PROMPT
Your task is to restate the data word for word.

INFORMATION SHOWN
(begin)
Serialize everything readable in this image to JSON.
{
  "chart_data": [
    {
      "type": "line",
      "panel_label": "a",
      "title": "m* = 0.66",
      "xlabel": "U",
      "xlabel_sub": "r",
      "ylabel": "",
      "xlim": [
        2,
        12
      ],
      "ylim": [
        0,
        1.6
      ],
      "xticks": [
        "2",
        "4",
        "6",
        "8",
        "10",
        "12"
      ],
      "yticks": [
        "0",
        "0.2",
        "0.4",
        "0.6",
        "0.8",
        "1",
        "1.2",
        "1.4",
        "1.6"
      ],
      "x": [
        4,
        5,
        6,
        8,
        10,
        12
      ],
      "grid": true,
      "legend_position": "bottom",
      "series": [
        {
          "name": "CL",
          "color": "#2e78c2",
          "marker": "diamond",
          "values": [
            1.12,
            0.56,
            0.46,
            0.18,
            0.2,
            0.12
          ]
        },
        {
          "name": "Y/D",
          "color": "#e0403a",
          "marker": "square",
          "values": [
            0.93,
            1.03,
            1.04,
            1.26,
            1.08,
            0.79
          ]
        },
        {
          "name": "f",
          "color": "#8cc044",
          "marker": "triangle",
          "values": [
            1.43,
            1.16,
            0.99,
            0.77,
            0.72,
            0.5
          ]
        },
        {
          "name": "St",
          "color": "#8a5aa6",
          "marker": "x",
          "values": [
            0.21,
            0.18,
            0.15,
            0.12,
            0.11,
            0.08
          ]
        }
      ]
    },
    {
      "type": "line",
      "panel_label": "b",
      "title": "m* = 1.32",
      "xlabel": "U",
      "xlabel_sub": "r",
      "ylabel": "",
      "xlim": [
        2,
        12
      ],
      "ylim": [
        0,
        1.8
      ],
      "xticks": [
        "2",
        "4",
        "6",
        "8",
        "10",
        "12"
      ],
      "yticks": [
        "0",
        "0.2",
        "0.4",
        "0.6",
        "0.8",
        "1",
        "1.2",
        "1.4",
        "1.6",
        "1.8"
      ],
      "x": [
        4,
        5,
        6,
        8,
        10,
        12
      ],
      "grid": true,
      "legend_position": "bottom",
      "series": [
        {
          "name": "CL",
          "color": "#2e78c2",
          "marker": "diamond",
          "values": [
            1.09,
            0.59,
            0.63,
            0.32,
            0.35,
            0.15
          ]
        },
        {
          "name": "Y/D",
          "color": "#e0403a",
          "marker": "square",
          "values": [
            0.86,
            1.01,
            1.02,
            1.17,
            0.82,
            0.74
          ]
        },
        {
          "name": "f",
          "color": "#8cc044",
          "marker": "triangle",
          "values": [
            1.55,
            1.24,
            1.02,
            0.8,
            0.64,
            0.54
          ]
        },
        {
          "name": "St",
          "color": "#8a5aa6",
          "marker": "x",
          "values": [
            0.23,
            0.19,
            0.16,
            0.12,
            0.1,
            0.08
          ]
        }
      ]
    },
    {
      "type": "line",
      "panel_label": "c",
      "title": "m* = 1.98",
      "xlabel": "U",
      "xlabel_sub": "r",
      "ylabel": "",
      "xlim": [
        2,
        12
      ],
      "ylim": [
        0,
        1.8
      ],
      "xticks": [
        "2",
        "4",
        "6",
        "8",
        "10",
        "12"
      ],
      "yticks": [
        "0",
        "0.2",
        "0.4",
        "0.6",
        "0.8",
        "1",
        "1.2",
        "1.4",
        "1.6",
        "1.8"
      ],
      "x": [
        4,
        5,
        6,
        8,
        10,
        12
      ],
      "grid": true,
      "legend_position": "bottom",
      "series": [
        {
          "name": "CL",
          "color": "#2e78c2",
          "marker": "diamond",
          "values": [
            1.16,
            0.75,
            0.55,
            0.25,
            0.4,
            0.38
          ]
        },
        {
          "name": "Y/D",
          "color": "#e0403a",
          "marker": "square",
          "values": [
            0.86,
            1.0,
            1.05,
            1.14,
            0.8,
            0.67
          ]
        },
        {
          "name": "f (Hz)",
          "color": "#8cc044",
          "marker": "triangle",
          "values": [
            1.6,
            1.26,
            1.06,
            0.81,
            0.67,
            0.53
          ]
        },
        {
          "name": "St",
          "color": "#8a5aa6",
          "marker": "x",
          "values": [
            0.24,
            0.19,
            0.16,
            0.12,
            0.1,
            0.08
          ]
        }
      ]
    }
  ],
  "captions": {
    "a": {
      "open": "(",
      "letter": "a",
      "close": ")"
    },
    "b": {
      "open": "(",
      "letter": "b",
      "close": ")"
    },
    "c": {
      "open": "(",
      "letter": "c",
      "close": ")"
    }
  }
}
(end)
EXPECTED ANSWER
Serialize everything readable in this image to JSON.
{
  "chart_data": [
    {
      "type": "line",
      "panel_label": "a",
      "title": "m* = 0.66",
      "xlabel": "U",
      "xlabel_sub": "r",
      "ylabel": "",
      "xlim": [
        2,
        12
      ],
      "ylim": [
        0,
        1.6
      ],
      "xticks": [
        "2",
        "4",
        "6",
        "8",
        "10",
        "12"
      ],
      "yticks": [
        "0",
        "0.2",
        "0.4",
        "0.6",
        "0.8",
        "1",
        "1.2",
        "1.4",
        "1.6"
      ],
      "x": [
        4,
        5,
        6,
        8,
        10,
        12
      ],
      "grid": true,
      "legend_position": "bottom",
      "series": [
        {
          "name": "CL",
          "color": "#2e78c2",
          "marker": "diamond",
          "values": [
            1.12,
            0.56,
            0.46,
            0.18,
            0.2,
            0.12
          ]
        },
        {
          "name": "Y/D",
          "color": "#e0403a",
          "marker": "square",
          "values": [
            0.93,
            1.03,
            1.04,
            1.26,
            1.08,
            0.79
          ]
        },
        {
          "name": "f",
          "color": "#8cc044",
          "marker": "triangle",
          "values": [
            1.43,
            1.16,
            0.99,
            0.77,
            0.72,
            0.5
          ]
        },
        {
          "name": "St",
          "color": "#8a5aa6",
          "marker": "x",
          "values": [
            0.21,
            0.18,
            0.15,
            0.12,
            0.11,
            0.08
          ]
        }
      ]
    },
    {
      "type": "line",
      "panel_label": "b",
      "title": "m* = 1.32",
      "xlabel": "U",
      "xlabel_sub": "r",
      "ylabel": "",
      "xlim": [
        2,
        12
      ],
      "ylim": [
        0,
        1.8
      ],
      "xticks": [
        "2",
        "4",
        "6",
        "8",
        "10",
        "12"
      ],
      "yticks": [
        "0",
        "0.2",
        "0.4",
        "0.6",
        "0.8",
        "1",
        "1.2",
        "1.4",
        "1.6",
        "1.8"
      ],
      "x": [
        4,
        5,
        6,
        8,
        10,
        12
      ],
      "grid": true,
      "legend_position": "bottom",
      "series": [
        {
          "name": "CL",
          "color": "#2e78c2",
          "marker": "diamond",
          "values": [
            1.09,
            0.59,
            0.63,
            0.32,
            0.35,
            0.15
          ]
        },
        {
          "name": "Y/D",
          "color": "#e0403a",
          "marker": "square",
          "values": [
            0.86,
            1.01,
            1.02,
            1.17,
            0.82,
            0.74
          ]
        },
        {
          "name": "f",
          "color": "#8cc044",
          "marker": "triangle",
          "values": [
            1.55,
            1.24,
            1.02,
            0.8,
            0.64,
            0.54
          ]
        },
        {
          "name": "St",
          "color": "#8a5aa6",
          "marker": "x",
          "values": [
            0.23,
            0.19,
            0.16,
            0.12,
            0.1,
            0.08
          ]
        }
      ]
    },
    {
      "type": "line",
      "panel_label": "c",
      "title": "m* = 1.98",
      "xlabel": "U",
      "xlabel_sub": "r",
      "ylabel": "",
      "xlim": [
        2,
        12
      ],
      "ylim": [
        0,
        1.8
      ],
      "xticks": [
        "2",
        "4",
        "6",
        "8",
        "10",
        "12"
      ],
      "yticks": [
        "0",
        "0.2",
        "0.4",
        "0.6",
        "0.8",
        "1",
        "1.2",
        "1.4",
        "1.6",
        "1.8"
      ],
      "x": [
        4,
        5,
        6,
        8,
        10,
        12
      ],
      "grid": true,
      "legend_position": "bottom",
      "series": [
        {
          "name": "CL",
          "color": "#2e78c2",
          "marker": "diamond",
          "values": [
            1.16,
            0.75,
            0.55,
            0.25,
            0.4,
            0.38
          ]
        },
        {
          "name": "Y/D",
          "color": "#e0403a",
          "marker": "square",
          "values": [
            0.86,
            1.0,
            1.05,
            1.14,
            0.8,
            0.67
          ]
        },
        {
          "name": "f (Hz)",
          "color": "#8cc044",
          "marker": "triangle",
          "values": [
            1.6,
            1.26,
            1.06,
            0.81,
            0.67,
            0.53
          ]
        },
        {
          "name": "St",
          "color": "#8a5aa6",
          "marker": "x",
          "values": [
            0.24,
            0.19,
            0.16,
            0.12,
            0.1,
            0.08
          ]
        }
      ]
    }
  ],
  "captions": {
    "a": {
      "open": "(",
      "letter": "a",
      "close": ")"
    },
    "b": {
      "open": "(",
      "letter": "b",
      "close": ")"
    },
    "c": {
      "open": "(",
      "letter": "c",
      "close": ")"
    }
  }
}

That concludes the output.